__EXERCISE MATERIAL__

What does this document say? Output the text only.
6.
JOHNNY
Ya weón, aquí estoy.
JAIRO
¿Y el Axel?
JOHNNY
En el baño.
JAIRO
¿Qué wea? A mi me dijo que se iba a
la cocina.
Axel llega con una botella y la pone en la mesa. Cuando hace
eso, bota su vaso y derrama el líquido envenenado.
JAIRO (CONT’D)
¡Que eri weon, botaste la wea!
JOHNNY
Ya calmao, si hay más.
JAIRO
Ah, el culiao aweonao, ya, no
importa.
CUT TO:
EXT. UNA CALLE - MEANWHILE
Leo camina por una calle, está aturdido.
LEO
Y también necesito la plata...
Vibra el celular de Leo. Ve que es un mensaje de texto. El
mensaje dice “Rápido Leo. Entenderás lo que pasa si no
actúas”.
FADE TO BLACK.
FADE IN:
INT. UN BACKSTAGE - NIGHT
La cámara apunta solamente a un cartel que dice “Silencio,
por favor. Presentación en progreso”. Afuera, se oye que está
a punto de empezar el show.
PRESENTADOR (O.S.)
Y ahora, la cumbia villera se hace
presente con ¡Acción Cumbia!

__WHAT TO PRODUCE__
Reproduce the entries above in full by retyping them exactly.

__RESULT__
What does this document say? Output the text only.
6.
JOHNNY
Ya weón, aquí estoy.
JAIRO
¿Y el Axel?
JOHNNY
En el baño.
JAIRO
¿Qué wea? A mi me dijo que se iba a
la cocina.
Axel llega con una botella y la pone en la mesa. Cuando hace
eso, bota su vaso y derrama el líquido envenenado.
JAIRO (CONT’D)
¡Que eri weon, botaste la wea!
JOHNNY
Ya calmao, si hay más.
JAIRO
Ah, el culiao aweonao, ya, no
importa.
CUT TO:
EXT. UNA CALLE - MEANWHILE
Leo camina por una calle, está aturdido.
LEO
Y también necesito la plata...
Vibra el celular de Leo. Ve que es un mensaje de texto. El
mensaje dice “Rápido Leo. Entenderás lo que pasa si no
actúas”.
FADE TO BLACK.
FADE IN:
INT. UN BACKSTAGE - NIGHT
La cámara apunta solamente a un cartel que dice “Silencio,
por favor. Presentación en progreso”. Afuera, se oye que está
a punto de empezar el show.
PRESENTADOR (O.S.)
Y ahora, la cumbia villera se hace
presente con ¡Acción Cumbia!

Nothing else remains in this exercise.